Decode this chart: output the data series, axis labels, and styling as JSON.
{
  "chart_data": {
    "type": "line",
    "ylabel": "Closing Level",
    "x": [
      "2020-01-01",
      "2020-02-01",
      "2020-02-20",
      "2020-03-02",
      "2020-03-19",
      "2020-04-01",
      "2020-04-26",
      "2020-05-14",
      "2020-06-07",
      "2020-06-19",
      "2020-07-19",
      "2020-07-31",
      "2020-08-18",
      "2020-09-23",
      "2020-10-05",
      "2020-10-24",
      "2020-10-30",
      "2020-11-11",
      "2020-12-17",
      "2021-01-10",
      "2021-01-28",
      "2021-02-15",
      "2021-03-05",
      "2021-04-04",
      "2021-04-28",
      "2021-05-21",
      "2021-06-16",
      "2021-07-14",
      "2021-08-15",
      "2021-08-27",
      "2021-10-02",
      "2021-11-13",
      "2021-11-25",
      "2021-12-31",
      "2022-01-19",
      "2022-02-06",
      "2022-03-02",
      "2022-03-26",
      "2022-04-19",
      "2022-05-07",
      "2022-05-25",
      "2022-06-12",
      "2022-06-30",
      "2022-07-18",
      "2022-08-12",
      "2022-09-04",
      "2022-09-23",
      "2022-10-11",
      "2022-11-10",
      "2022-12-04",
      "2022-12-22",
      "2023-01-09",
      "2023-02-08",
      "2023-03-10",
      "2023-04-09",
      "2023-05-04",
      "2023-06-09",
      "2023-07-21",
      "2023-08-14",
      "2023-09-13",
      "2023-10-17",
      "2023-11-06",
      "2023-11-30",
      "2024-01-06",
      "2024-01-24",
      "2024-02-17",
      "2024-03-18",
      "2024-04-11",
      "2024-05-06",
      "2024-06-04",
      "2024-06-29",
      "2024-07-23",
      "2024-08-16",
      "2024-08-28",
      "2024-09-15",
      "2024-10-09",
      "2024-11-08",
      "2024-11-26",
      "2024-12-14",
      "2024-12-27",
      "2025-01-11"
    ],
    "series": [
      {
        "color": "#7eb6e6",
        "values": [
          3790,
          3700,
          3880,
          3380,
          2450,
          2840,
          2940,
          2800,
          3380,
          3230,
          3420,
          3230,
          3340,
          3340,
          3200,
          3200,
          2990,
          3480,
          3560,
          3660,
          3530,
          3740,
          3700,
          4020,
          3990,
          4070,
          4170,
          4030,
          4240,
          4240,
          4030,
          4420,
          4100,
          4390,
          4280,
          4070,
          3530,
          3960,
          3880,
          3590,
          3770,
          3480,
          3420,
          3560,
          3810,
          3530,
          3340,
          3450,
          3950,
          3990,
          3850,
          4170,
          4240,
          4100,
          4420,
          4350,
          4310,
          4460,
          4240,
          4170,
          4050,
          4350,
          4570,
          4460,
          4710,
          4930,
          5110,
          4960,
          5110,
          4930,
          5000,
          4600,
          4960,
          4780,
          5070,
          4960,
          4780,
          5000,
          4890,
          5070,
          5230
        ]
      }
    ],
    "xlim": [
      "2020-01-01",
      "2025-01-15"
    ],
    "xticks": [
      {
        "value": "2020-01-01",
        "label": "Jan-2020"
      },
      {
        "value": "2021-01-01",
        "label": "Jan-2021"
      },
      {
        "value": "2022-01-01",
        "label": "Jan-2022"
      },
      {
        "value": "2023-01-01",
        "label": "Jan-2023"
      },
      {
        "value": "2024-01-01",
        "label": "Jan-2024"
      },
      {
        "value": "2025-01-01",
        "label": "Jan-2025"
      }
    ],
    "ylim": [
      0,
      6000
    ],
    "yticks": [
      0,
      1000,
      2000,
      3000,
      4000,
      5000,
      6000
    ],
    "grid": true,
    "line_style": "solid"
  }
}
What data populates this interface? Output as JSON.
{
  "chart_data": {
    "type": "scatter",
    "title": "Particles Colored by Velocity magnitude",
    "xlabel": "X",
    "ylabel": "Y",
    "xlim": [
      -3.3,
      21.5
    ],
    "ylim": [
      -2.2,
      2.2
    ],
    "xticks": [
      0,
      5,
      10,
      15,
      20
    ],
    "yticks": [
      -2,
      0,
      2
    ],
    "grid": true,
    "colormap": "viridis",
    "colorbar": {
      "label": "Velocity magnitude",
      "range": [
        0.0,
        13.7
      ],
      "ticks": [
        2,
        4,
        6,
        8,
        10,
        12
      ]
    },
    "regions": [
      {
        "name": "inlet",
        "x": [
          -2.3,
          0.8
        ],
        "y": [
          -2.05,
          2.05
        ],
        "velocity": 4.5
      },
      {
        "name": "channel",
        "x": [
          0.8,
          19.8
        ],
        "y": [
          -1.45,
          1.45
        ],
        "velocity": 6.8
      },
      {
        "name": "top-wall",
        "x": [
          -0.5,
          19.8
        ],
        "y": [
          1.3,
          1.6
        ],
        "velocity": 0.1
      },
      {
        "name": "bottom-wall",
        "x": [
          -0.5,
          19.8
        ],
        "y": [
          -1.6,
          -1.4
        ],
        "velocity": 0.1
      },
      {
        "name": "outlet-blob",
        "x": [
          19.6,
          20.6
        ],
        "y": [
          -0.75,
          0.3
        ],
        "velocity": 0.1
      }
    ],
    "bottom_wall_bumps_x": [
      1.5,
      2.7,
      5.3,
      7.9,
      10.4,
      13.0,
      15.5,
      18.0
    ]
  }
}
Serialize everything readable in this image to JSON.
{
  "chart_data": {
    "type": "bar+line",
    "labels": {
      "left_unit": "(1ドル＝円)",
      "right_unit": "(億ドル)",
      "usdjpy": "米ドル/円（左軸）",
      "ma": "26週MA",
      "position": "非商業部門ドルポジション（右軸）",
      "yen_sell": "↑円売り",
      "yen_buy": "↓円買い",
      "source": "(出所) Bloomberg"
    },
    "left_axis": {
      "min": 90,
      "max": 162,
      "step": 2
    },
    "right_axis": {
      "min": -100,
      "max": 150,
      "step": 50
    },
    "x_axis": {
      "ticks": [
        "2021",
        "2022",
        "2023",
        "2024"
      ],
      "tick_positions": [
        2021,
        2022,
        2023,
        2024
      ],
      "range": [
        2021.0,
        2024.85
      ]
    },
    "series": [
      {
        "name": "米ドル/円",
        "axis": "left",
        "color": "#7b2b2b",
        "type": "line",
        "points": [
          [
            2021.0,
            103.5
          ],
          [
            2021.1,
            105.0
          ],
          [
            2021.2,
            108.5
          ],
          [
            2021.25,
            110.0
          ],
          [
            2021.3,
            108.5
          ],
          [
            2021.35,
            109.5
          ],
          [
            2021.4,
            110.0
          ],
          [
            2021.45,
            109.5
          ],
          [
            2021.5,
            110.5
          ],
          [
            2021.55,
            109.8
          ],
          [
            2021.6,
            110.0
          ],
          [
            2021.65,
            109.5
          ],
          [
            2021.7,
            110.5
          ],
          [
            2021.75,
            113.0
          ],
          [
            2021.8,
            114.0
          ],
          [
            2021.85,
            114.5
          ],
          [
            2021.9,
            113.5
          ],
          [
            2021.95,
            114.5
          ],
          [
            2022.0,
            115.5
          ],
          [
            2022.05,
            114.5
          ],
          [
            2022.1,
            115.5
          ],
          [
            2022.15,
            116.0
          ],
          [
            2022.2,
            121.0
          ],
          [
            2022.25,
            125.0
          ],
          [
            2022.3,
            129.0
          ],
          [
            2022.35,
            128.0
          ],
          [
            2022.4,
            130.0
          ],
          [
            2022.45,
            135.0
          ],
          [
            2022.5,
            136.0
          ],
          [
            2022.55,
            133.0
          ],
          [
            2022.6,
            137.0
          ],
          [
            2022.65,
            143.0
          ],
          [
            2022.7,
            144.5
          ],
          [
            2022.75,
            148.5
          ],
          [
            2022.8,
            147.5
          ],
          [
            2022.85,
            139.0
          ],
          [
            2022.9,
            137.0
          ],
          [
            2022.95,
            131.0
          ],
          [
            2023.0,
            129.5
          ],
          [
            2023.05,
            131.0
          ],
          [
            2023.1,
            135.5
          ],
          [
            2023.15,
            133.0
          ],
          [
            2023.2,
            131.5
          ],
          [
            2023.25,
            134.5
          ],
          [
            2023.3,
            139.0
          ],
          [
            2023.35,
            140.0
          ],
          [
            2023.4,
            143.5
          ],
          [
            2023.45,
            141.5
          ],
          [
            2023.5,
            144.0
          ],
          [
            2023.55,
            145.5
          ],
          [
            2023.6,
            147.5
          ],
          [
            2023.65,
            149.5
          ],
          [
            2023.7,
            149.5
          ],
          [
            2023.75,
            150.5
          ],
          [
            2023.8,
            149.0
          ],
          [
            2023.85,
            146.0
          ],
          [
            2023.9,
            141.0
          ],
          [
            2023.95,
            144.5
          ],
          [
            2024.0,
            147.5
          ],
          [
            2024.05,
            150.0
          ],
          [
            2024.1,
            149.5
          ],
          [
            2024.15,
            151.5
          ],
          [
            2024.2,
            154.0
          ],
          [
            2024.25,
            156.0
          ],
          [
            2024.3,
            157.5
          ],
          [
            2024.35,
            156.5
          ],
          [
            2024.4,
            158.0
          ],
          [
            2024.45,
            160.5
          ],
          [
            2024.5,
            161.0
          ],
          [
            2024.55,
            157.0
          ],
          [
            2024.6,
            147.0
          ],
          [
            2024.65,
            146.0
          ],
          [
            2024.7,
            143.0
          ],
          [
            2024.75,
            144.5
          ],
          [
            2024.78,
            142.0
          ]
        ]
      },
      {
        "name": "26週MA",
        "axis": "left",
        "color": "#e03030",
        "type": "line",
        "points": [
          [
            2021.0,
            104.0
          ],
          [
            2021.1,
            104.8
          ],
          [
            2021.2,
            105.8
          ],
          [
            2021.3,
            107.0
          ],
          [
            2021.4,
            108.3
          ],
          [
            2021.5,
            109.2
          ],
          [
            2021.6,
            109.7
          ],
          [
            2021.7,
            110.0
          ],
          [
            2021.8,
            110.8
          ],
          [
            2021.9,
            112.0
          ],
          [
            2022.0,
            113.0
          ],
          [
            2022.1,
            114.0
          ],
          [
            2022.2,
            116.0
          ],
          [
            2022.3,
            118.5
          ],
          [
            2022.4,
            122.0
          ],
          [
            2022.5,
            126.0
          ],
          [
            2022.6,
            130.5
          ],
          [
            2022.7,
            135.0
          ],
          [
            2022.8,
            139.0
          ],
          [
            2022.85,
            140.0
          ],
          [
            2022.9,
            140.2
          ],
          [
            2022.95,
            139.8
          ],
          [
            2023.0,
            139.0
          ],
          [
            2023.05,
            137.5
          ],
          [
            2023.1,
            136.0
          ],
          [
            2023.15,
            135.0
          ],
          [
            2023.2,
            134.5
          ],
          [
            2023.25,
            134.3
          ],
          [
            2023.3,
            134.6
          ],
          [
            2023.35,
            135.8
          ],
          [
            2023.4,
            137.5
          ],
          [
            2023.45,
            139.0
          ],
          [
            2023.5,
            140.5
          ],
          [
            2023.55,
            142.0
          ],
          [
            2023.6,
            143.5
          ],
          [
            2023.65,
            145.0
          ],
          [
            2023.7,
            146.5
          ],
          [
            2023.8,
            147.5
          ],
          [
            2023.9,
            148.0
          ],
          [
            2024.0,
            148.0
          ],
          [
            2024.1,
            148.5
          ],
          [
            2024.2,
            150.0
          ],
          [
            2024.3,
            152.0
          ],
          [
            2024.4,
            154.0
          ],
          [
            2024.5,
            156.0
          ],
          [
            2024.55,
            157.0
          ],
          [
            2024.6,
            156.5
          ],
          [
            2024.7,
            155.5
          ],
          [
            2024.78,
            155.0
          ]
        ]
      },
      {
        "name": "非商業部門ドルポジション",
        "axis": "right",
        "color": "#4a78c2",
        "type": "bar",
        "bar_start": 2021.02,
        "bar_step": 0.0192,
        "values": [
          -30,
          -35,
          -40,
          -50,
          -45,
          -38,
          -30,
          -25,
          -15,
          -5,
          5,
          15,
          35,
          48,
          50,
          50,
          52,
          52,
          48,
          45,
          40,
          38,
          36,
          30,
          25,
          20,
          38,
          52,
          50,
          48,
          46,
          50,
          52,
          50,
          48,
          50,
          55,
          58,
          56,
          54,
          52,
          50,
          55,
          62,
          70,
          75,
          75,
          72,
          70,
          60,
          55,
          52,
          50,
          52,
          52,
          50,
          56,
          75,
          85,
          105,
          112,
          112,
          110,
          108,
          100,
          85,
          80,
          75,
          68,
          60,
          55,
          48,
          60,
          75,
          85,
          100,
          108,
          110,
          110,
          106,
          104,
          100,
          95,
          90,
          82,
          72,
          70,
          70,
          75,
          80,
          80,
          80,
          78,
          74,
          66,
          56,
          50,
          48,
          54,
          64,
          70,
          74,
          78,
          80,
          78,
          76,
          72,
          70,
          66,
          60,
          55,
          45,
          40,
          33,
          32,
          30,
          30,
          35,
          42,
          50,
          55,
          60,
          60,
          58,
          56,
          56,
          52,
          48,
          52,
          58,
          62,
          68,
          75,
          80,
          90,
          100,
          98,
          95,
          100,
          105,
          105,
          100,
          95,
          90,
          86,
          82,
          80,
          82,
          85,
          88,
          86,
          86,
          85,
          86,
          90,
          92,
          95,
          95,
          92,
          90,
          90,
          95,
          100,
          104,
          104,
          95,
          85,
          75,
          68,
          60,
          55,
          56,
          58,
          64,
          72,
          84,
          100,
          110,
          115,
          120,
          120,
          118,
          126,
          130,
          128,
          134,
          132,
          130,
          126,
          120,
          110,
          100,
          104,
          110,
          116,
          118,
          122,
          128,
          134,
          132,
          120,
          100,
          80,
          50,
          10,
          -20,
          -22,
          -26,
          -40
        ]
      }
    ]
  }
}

**What the task requires:** Your answer should be a single number: the count of lines holding the word "this".

**Right answer:** 3